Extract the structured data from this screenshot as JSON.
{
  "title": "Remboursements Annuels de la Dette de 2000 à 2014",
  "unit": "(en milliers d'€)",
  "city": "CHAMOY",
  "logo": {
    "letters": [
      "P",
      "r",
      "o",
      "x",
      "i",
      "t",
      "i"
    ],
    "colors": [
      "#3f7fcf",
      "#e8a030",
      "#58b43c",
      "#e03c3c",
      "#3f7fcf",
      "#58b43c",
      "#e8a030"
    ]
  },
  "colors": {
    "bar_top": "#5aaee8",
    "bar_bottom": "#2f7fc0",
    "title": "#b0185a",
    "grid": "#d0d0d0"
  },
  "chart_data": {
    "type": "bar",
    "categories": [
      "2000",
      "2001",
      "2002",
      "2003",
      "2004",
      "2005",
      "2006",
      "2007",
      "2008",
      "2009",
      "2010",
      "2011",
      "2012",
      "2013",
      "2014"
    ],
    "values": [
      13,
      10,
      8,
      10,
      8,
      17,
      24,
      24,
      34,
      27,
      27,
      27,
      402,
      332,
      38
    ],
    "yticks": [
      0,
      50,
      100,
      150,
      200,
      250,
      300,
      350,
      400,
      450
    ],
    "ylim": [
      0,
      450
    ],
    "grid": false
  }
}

- [GIVEN INSTRUCTION]: Repeat the lines above exactly.

- [WRITTEN SOLUTION]:
Extract the structured data from this screenshot as JSON.
{
  "title": "Remboursements Annuels de la Dette de 2000 à 2014",
  "unit": "(en milliers d'€)",
  "city": "CHAMOY",
  "logo": {
    "letters": [
      "P",
      "r",
      "o",
      "x",
      "i",
      "t",
      "i"
    ],
    "colors": [
      "#3f7fcf",
      "#e8a030",
      "#58b43c",
      "#e03c3c",
      "#3f7fcf",
      "#58b43c",
      "#e8a030"
    ]
  },
  "colors": {
    "bar_top": "#5aaee8",
    "bar_bottom": "#2f7fc0",
    "title": "#b0185a",
    "grid": "#d0d0d0"
  },
  "chart_data": {
    "type": "bar",
    "categories": [
      "2000",
      "2001",
      "2002",
      "2003",
      "2004",
      "2005",
      "2006",
      "2007",
      "2008",
      "2009",
      "2010",
      "2011",
      "2012",
      "2013",
      "2014"
    ],
    "values": [
      13,
      10,
      8,
      10,
      8,
      17,
      24,
      24,
      34,
      27,
      27,
      27,
      402,
      332,
      38
    ],
    "yticks": [
      0,
      50,
      100,
      150,
      200,
      250,
      300,
      350,
      400,
      450
    ],
    "ylim": [
      0,
      450
    ],
    "grid": false
  }
}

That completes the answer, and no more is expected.